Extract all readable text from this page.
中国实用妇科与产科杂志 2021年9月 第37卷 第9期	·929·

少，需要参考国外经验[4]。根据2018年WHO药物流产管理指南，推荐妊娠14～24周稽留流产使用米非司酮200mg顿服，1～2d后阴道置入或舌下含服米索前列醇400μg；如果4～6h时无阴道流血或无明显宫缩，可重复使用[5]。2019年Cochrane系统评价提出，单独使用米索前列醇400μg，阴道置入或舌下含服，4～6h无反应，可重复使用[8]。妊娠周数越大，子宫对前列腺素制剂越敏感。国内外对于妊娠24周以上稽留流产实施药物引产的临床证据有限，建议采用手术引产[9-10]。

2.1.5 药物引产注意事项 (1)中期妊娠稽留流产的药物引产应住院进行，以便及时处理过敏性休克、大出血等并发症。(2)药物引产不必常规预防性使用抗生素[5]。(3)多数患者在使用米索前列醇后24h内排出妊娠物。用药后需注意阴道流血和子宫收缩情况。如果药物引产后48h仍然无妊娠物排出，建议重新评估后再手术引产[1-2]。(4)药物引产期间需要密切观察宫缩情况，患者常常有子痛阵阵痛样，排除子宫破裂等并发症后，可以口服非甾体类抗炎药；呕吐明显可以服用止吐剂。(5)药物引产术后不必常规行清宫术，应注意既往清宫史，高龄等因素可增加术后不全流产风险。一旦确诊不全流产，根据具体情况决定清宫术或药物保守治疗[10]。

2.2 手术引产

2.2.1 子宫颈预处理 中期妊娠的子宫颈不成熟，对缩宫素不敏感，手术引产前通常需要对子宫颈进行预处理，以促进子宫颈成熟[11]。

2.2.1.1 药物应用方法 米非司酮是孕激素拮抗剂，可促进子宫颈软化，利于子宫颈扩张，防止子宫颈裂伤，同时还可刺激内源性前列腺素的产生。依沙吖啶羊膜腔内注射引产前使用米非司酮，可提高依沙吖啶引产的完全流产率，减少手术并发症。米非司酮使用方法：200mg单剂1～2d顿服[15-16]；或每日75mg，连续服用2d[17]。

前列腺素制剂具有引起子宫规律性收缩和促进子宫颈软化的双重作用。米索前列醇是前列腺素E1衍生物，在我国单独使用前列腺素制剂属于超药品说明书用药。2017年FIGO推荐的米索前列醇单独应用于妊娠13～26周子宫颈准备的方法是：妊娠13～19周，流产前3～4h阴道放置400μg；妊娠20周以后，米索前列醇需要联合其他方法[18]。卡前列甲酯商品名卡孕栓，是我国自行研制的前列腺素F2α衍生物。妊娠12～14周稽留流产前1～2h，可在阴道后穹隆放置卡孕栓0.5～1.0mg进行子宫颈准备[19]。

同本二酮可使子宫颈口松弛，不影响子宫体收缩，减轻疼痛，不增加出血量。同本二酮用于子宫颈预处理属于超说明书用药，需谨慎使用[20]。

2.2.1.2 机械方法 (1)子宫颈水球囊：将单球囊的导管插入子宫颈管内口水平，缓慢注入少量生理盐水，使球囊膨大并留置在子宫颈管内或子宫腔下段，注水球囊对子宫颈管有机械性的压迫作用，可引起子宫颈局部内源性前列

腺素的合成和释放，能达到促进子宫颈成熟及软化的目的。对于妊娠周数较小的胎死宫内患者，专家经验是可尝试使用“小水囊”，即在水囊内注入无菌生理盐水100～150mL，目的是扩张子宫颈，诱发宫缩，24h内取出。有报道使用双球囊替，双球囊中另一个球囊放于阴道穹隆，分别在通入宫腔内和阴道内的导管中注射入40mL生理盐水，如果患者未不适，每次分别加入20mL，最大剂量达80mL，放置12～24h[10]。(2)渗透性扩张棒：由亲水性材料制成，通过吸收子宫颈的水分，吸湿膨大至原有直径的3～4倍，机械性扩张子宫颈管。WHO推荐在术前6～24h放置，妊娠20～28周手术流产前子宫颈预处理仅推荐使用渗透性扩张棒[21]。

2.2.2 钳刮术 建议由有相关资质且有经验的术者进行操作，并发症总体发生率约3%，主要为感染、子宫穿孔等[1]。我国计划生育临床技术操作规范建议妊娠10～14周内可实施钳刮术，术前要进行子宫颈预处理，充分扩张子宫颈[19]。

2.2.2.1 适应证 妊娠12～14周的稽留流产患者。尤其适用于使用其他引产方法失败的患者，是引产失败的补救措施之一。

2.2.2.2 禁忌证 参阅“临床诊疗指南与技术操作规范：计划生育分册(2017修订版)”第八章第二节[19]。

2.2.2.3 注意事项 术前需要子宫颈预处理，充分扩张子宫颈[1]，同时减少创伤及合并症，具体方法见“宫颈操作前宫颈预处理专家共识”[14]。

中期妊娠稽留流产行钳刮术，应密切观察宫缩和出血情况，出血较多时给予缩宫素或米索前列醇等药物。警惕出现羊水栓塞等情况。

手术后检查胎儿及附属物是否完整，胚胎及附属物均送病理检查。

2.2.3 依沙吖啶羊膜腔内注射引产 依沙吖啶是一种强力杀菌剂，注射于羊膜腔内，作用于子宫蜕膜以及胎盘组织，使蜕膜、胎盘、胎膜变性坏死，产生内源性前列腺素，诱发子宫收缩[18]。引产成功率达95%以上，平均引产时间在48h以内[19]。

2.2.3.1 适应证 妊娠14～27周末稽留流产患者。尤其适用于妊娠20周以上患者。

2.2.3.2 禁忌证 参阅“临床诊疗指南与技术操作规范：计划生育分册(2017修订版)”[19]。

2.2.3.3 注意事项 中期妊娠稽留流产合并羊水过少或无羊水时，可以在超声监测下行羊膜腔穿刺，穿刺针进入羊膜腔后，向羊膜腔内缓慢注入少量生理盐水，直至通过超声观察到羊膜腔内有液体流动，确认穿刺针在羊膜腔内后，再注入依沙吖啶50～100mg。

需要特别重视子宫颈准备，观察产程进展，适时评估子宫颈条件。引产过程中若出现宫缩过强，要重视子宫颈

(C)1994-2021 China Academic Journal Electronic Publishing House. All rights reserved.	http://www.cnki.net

:::

Send back all of the entries exactly, with nothing missing.

◆ Exercise response ◆
Extract all readable text from this page.
中国实用妇科与产科杂志 2021年9月 第37卷 第9期	·929·

少，需要参考国外经验[4]。根据2018年WHO药物流产管理指南，推荐妊娠14～24周稽留流产使用米非司酮200mg顿服，1～2d后阴道置入或舌下含服米索前列醇400μg；如果4～6h时无阴道流血或无明显宫缩，可重复使用[5]。2019年Cochrane系统评价提出，单独使用米索前列醇400μg，阴道置入或舌下含服，4～6h无反应，可重复使用[8]。妊娠周数越大，子宫对前列腺素制剂越敏感。国内外对于妊娠24周以上稽留流产实施药物引产的临床证据有限，建议采用手术引产[9-10]。

2.1.5 药物引产注意事项 (1)中期妊娠稽留流产的药物引产应住院进行，以便及时处理过敏性休克、大出血等并发症。(2)药物引产不必常规预防性使用抗生素[5]。(3)多数患者在使用米索前列醇后24h内排出妊娠物。用药后需注意阴道流血和子宫收缩情况。如果药物引产后48h仍然无妊娠物排出，建议重新评估后再手术引产[1-2]。(4)药物引产期间需要密切观察宫缩情况，患者常常有子痛阵阵痛样，排除子宫破裂等并发症后，可以口服非甾体类抗炎药；呕吐明显可以服用止吐剂。(5)药物引产术后不必常规行清宫术，应注意既往清宫史，高龄等因素可增加术后不全流产风险。一旦确诊不全流产，根据具体情况决定清宫术或药物保守治疗[10]。

2.2 手术引产

2.2.1 子宫颈预处理 中期妊娠的子宫颈不成熟，对缩宫素不敏感，手术引产前通常需要对子宫颈进行预处理，以促进子宫颈成熟[11]。

2.2.1.1 药物应用方法 米非司酮是孕激素拮抗剂，可促进子宫颈软化，利于子宫颈扩张，防止子宫颈裂伤，同时还可刺激内源性前列腺素的产生。依沙吖啶羊膜腔内注射引产前使用米非司酮，可提高依沙吖啶引产的完全流产率，减少手术并发症。米非司酮使用方法：200mg单剂1～2d顿服[15-16]；或每日75mg，连续服用2d[17]。

前列腺素制剂具有引起子宫规律性收缩和促进子宫颈软化的双重作用。米索前列醇是前列腺素E1衍生物，在我国单独使用前列腺素制剂属于超药品说明书用药。2017年FIGO推荐的米索前列醇单独应用于妊娠13～26周子宫颈准备的方法是：妊娠13～19周，流产前3～4h阴道放置400μg；妊娠20周以后，米索前列醇需要联合其他方法[18]。卡前列甲酯商品名卡孕栓，是我国自行研制的前列腺素F2α衍生物。妊娠12～14周稽留流产前1～2h，可在阴道后穹隆放置卡孕栓0.5～1.0mg进行子宫颈准备[19]。

同本二酮可使子宫颈口松弛，不影响子宫体收缩，减轻疼痛，不增加出血量。同本二酮用于子宫颈预处理属于超说明书用药，需谨慎使用[20]。

2.2.1.2 机械方法 (1)子宫颈水球囊：将单球囊的导管插入子宫颈管内口水平，缓慢注入少量生理盐水，使球囊膨大并留置在子宫颈管内或子宫腔下段，注水球囊对子宫颈管有机械性的压迫作用，可引起子宫颈局部内源性前列

腺素的合成和释放，能达到促进子宫颈成熟及软化的目的。对于妊娠周数较小的胎死宫内患者，专家经验是可尝试使用“小水囊”，即在水囊内注入无菌生理盐水100～150mL，目的是扩张子宫颈，诱发宫缩，24h内取出。有报道使用双球囊替，双球囊中另一个球囊放于阴道穹隆，分别在通入宫腔内和阴道内的导管中注射入40mL生理盐水，如果患者未不适，每次分别加入20mL，最大剂量达80mL，放置12～24h[10]。(2)渗透性扩张棒：由亲水性材料制成，通过吸收子宫颈的水分，吸湿膨大至原有直径的3～4倍，机械性扩张子宫颈管。WHO推荐在术前6～24h放置，妊娠20～28周手术流产前子宫颈预处理仅推荐使用渗透性扩张棒[21]。

2.2.2 钳刮术 建议由有相关资质且有经验的术者进行操作，并发症总体发生率约3%，主要为感染、子宫穿孔等[1]。我国计划生育临床技术操作规范建议妊娠10～14周内可实施钳刮术，术前要进行子宫颈预处理，充分扩张子宫颈[19]。

2.2.2.1 适应证 妊娠12～14周的稽留流产患者。尤其适用于使用其他引产方法失败的患者，是引产失败的补救措施之一。

2.2.2.2 禁忌证 参阅“临床诊疗指南与技术操作规范：计划生育分册(2017修订版)”第八章第二节[19]。

2.2.2.3 注意事项 术前需要子宫颈预处理，充分扩张子宫颈[1]，同时减少创伤及合并症，具体方法见“宫颈操作前宫颈预处理专家共识”[14]。

中期妊娠稽留流产行钳刮术，应密切观察宫缩和出血情况，出血较多时给予缩宫素或米索前列醇等药物。警惕出现羊水栓塞等情况。

手术后检查胎儿及附属物是否完整，胚胎及附属物均送病理检查。

2.2.3 依沙吖啶羊膜腔内注射引产 依沙吖啶是一种强力杀菌剂，注射于羊膜腔内，作用于子宫蜕膜以及胎盘组织，使蜕膜、胎盘、胎膜变性坏死，产生内源性前列腺素，诱发子宫收缩[18]。引产成功率达95%以上，平均引产时间在48h以内[19]。

2.2.3.1 适应证 妊娠14～27周末稽留流产患者。尤其适用于妊娠20周以上患者。

2.2.3.2 禁忌证 参阅“临床诊疗指南与技术操作规范：计划生育分册(2017修订版)”[19]。

2.2.3.3 注意事项 中期妊娠稽留流产合并羊水过少或无羊水时，可以在超声监测下行羊膜腔穿刺，穿刺针进入羊膜腔后，向羊膜腔内缓慢注入少量生理盐水，直至通过超声观察到羊膜腔内有液体流动，确认穿刺针在羊膜腔内后，再注入依沙吖啶50～100mg。

需要特别重视子宫颈准备，观察产程进展，适时评估子宫颈条件。引产过程中若出现宫缩过强，要重视子宫颈

(C)1994-2021 China Academic Journal Electronic Publishing House. All rights reserved.	http://www.cnki.net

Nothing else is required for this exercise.